Copy the material word for word, starting at the line that contains "List UI elements" and ending at the line that contains "shortcut-row: Food [172, 134, 563, 221]", with both of those lines included.

**Material for this task:**
-- start --
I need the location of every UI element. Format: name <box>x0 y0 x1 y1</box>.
-- end --
-- start --
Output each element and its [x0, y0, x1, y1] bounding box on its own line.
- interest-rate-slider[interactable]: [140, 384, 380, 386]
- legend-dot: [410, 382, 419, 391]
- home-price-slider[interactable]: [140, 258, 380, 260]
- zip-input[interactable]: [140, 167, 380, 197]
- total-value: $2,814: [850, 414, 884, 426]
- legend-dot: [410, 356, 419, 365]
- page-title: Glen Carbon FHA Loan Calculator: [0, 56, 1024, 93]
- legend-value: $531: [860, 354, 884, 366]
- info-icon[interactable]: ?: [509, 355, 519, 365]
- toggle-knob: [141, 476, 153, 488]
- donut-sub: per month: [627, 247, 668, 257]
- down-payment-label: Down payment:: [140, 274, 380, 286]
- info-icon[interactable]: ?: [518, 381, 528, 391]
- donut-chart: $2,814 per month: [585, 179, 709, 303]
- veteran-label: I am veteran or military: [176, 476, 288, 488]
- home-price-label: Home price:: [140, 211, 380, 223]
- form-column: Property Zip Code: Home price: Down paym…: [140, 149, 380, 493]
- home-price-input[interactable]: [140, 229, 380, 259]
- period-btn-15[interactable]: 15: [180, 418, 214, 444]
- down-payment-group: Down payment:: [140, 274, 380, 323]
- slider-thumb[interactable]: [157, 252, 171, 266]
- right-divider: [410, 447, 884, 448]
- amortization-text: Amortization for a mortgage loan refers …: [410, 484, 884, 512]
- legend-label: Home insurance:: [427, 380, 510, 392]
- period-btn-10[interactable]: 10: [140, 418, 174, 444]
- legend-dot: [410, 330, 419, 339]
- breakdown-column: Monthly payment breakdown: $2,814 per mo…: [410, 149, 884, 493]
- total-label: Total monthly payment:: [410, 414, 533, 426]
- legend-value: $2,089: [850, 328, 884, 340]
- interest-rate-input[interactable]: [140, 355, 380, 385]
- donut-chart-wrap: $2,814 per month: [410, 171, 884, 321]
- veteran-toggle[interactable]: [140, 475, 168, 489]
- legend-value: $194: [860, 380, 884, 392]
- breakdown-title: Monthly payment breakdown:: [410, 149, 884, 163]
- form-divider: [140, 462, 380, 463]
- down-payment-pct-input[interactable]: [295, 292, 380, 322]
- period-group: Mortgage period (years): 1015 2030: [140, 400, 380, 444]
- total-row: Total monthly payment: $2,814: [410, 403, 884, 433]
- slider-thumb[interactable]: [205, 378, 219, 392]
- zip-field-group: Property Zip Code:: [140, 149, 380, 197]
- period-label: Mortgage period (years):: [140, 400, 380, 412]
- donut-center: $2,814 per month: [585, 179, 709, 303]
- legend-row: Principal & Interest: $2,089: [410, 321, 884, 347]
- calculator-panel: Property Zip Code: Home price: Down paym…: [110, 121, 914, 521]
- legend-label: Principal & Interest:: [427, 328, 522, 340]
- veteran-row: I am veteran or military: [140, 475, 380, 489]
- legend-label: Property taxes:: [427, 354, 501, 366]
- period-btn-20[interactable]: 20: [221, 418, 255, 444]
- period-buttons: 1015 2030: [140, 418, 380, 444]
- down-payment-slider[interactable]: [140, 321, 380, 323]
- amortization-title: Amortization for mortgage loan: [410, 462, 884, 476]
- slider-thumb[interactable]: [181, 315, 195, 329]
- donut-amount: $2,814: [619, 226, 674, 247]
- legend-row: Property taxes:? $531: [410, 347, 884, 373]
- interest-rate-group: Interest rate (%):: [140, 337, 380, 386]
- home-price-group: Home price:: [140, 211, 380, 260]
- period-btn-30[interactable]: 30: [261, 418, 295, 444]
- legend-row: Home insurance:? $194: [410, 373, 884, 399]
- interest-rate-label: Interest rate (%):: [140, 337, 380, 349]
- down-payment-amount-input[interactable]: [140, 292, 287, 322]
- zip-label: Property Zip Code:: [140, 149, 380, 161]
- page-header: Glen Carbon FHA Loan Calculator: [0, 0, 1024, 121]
-- end --
-- start --
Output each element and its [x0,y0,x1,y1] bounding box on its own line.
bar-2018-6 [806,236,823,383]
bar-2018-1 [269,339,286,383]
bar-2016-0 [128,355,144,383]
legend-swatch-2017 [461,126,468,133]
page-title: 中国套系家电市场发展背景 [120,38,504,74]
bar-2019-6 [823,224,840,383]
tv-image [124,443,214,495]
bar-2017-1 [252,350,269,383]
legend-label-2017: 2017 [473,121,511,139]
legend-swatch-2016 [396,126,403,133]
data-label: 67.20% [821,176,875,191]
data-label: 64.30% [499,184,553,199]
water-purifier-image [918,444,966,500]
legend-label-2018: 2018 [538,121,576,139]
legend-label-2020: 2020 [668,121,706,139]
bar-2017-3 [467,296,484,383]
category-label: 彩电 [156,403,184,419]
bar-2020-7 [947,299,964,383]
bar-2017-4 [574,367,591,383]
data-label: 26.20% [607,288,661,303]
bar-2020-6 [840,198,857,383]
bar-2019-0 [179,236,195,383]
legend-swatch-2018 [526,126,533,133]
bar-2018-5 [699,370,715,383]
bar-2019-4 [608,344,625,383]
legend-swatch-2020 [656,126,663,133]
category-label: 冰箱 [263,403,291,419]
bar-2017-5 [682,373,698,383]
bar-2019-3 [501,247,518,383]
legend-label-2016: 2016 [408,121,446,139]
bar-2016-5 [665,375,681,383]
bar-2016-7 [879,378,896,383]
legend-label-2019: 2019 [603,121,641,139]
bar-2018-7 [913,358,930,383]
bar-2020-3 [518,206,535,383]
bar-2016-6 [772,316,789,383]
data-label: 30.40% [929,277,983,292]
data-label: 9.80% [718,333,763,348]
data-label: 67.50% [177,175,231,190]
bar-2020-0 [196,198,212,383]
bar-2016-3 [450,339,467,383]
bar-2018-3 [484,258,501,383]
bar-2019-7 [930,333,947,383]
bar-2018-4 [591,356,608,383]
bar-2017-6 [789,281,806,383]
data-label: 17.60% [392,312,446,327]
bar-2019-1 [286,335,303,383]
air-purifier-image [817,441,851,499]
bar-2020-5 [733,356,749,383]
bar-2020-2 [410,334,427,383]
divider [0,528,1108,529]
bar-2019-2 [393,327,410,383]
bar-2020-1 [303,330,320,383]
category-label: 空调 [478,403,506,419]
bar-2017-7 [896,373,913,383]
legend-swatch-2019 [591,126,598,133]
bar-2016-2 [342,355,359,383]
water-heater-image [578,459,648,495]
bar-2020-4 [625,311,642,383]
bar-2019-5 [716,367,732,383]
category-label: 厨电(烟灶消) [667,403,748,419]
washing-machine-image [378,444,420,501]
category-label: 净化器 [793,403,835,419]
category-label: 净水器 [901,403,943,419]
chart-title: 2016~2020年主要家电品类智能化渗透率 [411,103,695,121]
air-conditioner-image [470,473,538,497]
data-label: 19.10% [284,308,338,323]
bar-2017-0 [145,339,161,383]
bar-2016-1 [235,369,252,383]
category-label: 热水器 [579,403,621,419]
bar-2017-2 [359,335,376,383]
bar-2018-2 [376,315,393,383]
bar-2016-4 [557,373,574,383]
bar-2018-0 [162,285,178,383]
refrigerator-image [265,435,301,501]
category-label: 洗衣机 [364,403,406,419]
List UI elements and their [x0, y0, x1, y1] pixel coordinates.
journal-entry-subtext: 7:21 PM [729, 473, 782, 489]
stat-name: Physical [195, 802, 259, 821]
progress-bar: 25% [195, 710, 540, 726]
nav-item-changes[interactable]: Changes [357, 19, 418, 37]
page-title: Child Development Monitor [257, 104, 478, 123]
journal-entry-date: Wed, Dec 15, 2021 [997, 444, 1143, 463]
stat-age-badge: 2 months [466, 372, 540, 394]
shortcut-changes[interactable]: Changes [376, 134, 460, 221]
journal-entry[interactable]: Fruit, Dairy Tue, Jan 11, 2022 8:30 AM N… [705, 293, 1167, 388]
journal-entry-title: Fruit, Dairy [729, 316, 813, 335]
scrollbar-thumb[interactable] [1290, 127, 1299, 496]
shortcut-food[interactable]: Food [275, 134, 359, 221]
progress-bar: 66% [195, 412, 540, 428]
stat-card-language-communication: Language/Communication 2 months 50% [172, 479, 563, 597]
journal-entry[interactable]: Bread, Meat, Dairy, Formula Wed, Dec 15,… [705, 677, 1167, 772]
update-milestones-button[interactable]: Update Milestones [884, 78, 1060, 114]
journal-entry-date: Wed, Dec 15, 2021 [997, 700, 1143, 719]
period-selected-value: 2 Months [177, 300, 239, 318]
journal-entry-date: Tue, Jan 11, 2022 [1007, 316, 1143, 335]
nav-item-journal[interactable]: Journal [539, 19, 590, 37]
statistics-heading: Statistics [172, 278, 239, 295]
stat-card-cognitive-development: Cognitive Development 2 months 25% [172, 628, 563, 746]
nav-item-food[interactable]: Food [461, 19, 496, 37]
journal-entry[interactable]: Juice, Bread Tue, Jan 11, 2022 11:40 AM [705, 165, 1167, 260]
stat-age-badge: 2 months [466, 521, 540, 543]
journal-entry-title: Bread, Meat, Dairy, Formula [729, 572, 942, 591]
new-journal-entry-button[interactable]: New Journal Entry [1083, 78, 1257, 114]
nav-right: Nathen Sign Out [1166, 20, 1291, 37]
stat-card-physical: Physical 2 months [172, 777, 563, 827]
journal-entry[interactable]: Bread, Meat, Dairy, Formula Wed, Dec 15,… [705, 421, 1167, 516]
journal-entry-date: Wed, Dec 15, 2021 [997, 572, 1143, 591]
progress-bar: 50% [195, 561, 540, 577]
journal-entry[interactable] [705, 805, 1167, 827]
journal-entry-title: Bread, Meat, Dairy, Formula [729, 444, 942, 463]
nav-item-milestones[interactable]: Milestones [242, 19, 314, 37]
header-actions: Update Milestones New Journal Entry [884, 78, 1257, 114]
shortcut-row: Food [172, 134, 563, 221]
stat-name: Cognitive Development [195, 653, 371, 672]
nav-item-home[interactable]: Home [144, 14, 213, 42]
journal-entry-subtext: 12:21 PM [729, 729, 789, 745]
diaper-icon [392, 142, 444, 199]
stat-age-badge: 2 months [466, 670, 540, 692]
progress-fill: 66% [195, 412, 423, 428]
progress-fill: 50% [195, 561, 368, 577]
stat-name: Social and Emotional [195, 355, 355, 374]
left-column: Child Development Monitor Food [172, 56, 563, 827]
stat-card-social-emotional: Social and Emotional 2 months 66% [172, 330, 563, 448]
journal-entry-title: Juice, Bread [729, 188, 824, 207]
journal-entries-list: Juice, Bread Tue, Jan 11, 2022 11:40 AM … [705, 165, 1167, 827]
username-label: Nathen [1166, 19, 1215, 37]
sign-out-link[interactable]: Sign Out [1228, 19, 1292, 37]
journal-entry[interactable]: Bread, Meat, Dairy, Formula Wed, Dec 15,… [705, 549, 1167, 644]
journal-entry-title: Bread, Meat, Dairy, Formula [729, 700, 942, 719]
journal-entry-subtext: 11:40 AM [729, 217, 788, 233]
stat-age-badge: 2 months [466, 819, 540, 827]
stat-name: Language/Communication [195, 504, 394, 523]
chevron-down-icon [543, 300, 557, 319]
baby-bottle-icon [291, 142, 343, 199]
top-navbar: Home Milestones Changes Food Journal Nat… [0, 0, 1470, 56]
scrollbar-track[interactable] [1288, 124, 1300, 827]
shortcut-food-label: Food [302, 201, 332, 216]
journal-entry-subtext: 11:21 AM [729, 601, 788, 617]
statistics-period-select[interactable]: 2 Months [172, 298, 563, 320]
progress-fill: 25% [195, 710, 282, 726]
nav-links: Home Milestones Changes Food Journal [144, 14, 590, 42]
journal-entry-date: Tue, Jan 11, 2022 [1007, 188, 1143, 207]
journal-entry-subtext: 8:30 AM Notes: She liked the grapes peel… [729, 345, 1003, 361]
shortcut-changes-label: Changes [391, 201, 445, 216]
-- end --
**Reply to the exercise:**
List UI elements and their [x0, y0, x1, y1] pixel coordinates.
journal-entry-subtext: 7:21 PM [729, 473, 782, 489]
stat-name: Physical [195, 802, 259, 821]
progress-bar: 25% [195, 710, 540, 726]
nav-item-changes[interactable]: Changes [357, 19, 418, 37]
page-title: Child Development Monitor [257, 104, 478, 123]
journal-entry-date: Wed, Dec 15, 2021 [997, 444, 1143, 463]
stat-age-badge: 2 months [466, 372, 540, 394]
shortcut-changes[interactable]: Changes [376, 134, 460, 221]
journal-entry[interactable]: Fruit, Dairy Tue, Jan 11, 2022 8:30 AM N… [705, 293, 1167, 388]
journal-entry-title: Fruit, Dairy [729, 316, 813, 335]
scrollbar-thumb[interactable] [1290, 127, 1299, 496]
shortcut-food[interactable]: Food [275, 134, 359, 221]
progress-bar: 66% [195, 412, 540, 428]
stat-card-language-communication: Language/Communication 2 months 50% [172, 479, 563, 597]
journal-entry[interactable]: Bread, Meat, Dairy, Formula Wed, Dec 15,… [705, 677, 1167, 772]
update-milestones-button[interactable]: Update Milestones [884, 78, 1060, 114]
journal-entry-date: Wed, Dec 15, 2021 [997, 700, 1143, 719]
period-selected-value: 2 Months [177, 300, 239, 318]
journal-entry-date: Tue, Jan 11, 2022 [1007, 316, 1143, 335]
nav-item-journal[interactable]: Journal [539, 19, 590, 37]
statistics-heading: Statistics [172, 278, 239, 295]
stat-card-cognitive-development: Cognitive Development 2 months 25% [172, 628, 563, 746]
nav-item-food[interactable]: Food [461, 19, 496, 37]
journal-entry[interactable]: Juice, Bread Tue, Jan 11, 2022 11:40 AM [705, 165, 1167, 260]
stat-age-badge: 2 months [466, 521, 540, 543]
journal-entry-title: Bread, Meat, Dairy, Formula [729, 572, 942, 591]
new-journal-entry-button[interactable]: New Journal Entry [1083, 78, 1257, 114]
nav-right: Nathen Sign Out [1166, 20, 1291, 37]
stat-card-physical: Physical 2 months [172, 777, 563, 827]
journal-entry[interactable]: Bread, Meat, Dairy, Formula Wed, Dec 15,… [705, 421, 1167, 516]
journal-entry-date: Wed, Dec 15, 2021 [997, 572, 1143, 591]
progress-bar: 50% [195, 561, 540, 577]
journal-entry[interactable] [705, 805, 1167, 827]
journal-entry-title: Bread, Meat, Dairy, Formula [729, 444, 942, 463]
nav-item-milestones[interactable]: Milestones [242, 19, 314, 37]
header-actions: Update Milestones New Journal Entry [884, 78, 1257, 114]
shortcut-row: Food [172, 134, 563, 221]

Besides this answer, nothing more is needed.